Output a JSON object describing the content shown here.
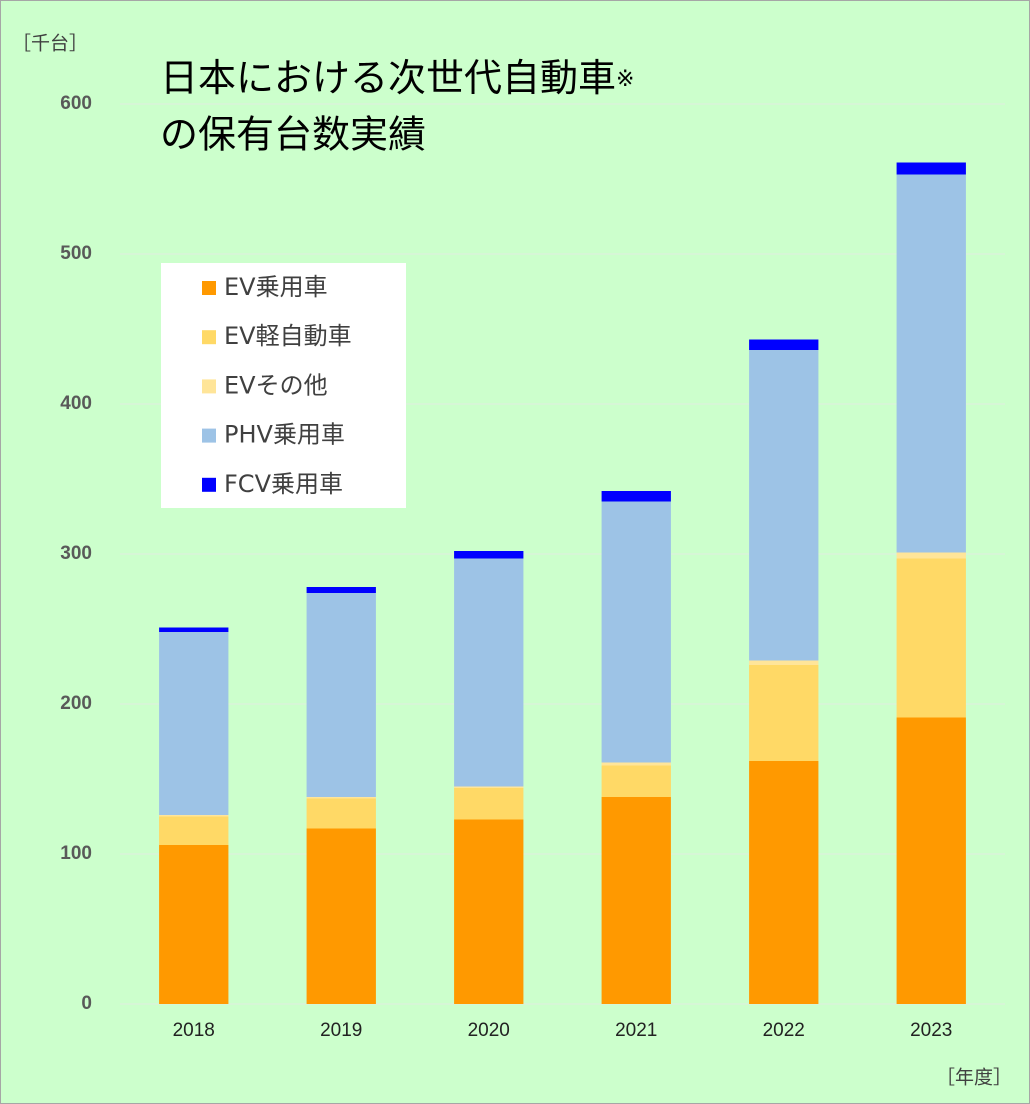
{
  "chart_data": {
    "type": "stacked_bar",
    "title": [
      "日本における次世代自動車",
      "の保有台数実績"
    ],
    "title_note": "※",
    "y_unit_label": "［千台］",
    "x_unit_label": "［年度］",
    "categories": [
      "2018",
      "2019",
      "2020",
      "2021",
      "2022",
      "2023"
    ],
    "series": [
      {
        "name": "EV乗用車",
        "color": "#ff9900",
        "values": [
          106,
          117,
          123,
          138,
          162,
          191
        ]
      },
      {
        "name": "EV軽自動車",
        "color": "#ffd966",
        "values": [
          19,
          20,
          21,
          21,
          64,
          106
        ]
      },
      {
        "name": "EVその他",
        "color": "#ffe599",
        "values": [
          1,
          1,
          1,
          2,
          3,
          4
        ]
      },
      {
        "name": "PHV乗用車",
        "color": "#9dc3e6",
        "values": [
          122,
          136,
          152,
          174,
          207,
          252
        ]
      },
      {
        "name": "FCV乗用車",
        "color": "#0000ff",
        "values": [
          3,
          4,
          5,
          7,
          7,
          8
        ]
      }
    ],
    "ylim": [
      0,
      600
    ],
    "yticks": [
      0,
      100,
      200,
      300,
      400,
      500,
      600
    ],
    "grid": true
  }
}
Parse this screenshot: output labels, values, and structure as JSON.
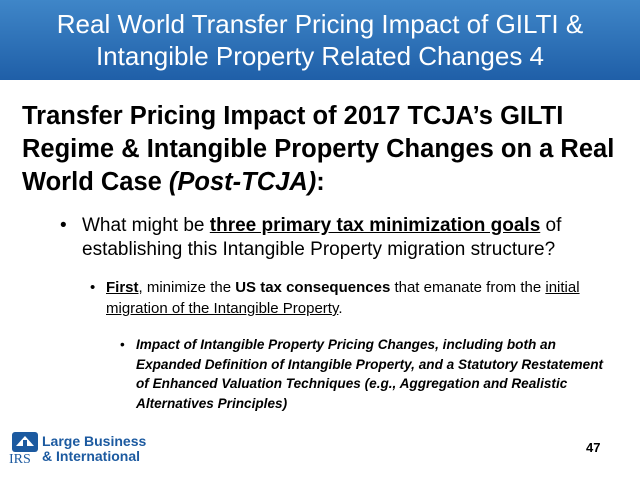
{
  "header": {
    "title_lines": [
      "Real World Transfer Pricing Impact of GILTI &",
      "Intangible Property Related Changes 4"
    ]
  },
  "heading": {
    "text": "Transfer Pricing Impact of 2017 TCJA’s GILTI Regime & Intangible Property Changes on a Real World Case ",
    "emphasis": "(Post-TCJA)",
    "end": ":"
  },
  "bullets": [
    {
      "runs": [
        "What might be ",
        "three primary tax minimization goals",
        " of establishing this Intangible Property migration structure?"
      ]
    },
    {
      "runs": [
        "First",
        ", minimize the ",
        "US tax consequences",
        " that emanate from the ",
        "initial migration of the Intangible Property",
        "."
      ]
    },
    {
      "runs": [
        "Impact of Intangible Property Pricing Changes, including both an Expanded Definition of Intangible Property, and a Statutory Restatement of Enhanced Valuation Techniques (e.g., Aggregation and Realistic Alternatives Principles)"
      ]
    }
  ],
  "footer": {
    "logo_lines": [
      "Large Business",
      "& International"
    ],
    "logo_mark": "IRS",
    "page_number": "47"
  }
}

----------

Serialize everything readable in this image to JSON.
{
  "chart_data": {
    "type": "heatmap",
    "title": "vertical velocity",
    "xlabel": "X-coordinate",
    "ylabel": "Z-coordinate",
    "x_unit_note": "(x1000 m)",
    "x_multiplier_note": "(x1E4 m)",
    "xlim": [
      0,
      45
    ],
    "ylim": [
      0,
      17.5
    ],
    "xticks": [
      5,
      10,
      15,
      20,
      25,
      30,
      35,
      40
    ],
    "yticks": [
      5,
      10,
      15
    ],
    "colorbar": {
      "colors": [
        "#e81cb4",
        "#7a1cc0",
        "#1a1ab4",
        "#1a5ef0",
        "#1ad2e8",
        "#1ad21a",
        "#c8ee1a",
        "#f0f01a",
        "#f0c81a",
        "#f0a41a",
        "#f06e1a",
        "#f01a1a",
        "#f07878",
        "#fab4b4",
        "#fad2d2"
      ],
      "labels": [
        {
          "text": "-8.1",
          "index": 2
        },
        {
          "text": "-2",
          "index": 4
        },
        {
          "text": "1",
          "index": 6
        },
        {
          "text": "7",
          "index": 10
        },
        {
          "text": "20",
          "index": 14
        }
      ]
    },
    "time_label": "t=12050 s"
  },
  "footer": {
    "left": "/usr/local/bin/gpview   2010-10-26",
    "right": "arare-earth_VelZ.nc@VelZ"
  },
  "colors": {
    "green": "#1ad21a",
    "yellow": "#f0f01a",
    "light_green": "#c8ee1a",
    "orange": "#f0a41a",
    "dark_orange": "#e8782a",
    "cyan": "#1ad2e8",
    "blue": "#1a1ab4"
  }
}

----------

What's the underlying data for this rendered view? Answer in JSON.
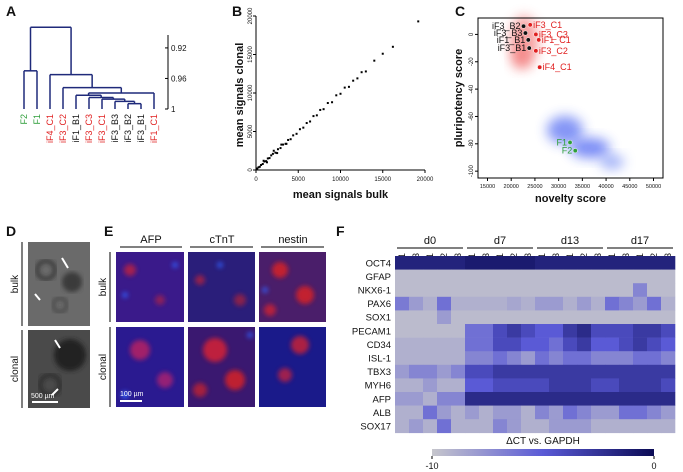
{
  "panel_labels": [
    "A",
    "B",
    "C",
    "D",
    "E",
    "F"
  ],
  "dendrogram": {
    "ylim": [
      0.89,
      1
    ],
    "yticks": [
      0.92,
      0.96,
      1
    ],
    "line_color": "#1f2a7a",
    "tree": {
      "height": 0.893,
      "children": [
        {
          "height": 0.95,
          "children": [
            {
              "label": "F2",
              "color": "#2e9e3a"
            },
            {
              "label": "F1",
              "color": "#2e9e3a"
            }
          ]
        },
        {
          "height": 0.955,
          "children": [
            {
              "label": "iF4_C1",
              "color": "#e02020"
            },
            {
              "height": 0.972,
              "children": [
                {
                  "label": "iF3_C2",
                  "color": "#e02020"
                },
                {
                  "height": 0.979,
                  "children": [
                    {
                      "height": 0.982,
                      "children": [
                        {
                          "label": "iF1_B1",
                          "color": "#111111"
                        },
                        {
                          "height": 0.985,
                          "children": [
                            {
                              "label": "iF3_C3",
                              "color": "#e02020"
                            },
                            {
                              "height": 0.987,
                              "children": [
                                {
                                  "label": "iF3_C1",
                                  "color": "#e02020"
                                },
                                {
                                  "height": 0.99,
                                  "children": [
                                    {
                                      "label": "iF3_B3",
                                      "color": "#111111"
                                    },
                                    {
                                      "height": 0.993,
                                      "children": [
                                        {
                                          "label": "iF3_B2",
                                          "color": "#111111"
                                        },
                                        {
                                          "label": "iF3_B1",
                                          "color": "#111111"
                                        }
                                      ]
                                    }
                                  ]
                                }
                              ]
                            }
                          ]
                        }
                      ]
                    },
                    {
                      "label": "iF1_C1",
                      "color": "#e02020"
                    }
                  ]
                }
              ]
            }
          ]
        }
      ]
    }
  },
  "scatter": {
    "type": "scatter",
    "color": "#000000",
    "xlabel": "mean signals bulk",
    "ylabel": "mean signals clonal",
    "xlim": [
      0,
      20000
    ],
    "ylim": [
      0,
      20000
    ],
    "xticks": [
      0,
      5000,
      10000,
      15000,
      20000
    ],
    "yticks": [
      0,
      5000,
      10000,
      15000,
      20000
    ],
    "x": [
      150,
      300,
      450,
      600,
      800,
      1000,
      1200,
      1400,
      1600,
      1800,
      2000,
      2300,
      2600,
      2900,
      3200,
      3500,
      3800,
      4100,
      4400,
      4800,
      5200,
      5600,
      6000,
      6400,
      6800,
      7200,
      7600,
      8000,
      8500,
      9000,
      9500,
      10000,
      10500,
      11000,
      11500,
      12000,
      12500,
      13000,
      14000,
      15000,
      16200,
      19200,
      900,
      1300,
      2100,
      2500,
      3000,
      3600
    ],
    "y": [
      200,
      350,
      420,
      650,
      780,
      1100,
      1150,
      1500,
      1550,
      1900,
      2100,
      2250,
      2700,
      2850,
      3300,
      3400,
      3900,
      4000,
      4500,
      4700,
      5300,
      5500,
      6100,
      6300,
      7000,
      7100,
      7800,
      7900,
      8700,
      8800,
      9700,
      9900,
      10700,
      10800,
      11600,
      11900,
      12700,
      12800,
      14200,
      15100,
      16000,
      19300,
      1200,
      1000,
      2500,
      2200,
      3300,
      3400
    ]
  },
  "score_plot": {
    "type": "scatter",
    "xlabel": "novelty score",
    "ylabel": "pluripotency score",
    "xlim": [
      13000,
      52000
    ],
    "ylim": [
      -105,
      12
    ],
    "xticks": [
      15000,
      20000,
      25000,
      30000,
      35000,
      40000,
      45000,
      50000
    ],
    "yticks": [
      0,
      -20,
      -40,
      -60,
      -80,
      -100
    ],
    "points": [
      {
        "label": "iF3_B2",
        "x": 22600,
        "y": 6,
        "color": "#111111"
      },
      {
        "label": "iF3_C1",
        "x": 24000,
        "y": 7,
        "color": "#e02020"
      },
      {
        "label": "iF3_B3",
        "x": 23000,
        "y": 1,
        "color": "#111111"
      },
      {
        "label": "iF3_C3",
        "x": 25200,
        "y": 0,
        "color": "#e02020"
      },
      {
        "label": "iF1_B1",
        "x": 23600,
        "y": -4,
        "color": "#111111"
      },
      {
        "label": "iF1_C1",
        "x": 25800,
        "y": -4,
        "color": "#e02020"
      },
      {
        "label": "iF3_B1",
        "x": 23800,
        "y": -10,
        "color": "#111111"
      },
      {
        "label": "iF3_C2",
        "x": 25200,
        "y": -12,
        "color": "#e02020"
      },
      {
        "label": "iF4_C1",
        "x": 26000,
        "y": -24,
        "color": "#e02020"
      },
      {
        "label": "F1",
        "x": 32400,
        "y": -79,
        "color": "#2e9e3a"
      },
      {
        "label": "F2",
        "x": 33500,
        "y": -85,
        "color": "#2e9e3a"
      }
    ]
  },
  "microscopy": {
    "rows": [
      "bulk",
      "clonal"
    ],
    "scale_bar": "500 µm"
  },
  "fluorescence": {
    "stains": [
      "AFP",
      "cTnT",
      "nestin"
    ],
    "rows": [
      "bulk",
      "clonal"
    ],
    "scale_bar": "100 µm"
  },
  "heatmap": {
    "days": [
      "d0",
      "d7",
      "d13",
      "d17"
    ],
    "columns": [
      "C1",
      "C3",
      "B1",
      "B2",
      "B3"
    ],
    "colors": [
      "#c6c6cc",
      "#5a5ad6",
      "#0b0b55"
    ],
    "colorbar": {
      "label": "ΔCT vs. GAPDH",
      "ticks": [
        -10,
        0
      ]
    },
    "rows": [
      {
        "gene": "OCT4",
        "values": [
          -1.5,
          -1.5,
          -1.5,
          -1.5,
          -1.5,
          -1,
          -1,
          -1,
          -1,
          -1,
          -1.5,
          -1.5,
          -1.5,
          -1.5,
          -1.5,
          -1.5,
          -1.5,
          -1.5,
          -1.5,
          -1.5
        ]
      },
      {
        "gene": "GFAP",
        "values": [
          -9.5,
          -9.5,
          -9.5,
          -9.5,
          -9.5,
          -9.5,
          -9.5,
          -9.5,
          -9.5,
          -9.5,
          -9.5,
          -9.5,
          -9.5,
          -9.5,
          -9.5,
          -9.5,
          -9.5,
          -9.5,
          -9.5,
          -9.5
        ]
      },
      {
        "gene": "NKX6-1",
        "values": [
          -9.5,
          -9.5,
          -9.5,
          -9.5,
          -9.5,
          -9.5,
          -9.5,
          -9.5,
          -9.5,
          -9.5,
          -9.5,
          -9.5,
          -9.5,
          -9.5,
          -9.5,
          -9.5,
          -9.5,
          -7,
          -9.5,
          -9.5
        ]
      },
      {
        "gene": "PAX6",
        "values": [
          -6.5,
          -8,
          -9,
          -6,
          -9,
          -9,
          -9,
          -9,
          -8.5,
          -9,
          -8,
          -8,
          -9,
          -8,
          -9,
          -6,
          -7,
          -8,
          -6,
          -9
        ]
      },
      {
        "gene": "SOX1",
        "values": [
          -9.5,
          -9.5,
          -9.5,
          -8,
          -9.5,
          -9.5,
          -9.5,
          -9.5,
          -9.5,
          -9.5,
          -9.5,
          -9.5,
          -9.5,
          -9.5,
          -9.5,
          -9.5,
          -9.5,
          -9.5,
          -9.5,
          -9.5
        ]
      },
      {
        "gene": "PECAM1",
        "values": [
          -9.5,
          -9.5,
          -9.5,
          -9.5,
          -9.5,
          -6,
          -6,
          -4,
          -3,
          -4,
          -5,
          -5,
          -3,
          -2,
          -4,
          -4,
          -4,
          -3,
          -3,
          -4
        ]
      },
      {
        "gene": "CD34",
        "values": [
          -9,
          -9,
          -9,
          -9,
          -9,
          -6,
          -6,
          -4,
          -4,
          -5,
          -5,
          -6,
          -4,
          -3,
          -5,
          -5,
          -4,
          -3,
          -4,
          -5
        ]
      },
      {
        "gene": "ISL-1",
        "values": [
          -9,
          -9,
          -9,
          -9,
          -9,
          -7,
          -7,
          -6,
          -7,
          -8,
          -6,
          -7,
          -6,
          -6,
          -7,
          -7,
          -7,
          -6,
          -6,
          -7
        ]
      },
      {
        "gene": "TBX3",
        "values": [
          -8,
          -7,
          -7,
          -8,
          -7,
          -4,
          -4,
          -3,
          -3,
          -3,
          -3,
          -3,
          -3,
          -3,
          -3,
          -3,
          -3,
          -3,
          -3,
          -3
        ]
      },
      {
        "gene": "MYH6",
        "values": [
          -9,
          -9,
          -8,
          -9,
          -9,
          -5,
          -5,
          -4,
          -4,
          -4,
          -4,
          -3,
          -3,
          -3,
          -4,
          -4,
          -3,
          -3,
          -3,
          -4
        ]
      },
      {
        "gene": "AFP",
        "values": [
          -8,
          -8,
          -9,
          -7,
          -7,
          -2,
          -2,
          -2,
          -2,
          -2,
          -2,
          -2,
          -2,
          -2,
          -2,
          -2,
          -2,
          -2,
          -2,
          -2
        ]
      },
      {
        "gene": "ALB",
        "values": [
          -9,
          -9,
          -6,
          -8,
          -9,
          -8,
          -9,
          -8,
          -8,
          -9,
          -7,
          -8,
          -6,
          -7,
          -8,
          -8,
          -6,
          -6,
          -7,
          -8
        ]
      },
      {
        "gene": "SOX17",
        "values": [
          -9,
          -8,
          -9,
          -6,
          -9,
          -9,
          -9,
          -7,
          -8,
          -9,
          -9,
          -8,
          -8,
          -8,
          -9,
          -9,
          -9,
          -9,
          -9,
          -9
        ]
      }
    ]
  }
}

----------

» **Prompt**
Locate the lines above that hold the word "Property". Show every one of them.

» **Exercise result**
      "Intangible Property Related Changes 4"
    "text": "Transfer Pricing Impact of 2017 TCJA’s GILTI Regime & Intangible Property Changes on a Real World Case ",
        " of establishing this Intangible Property migration structure?"
        "initial migration of the Intangible Property",
        "Impact of Intangible Property Pricing Changes, including both an Expanded Definition of Intangible Property, and a Statutory Restatement of Enhanced Valuation Techniques (e.g., Aggregation and Realistic Alternatives Principles)"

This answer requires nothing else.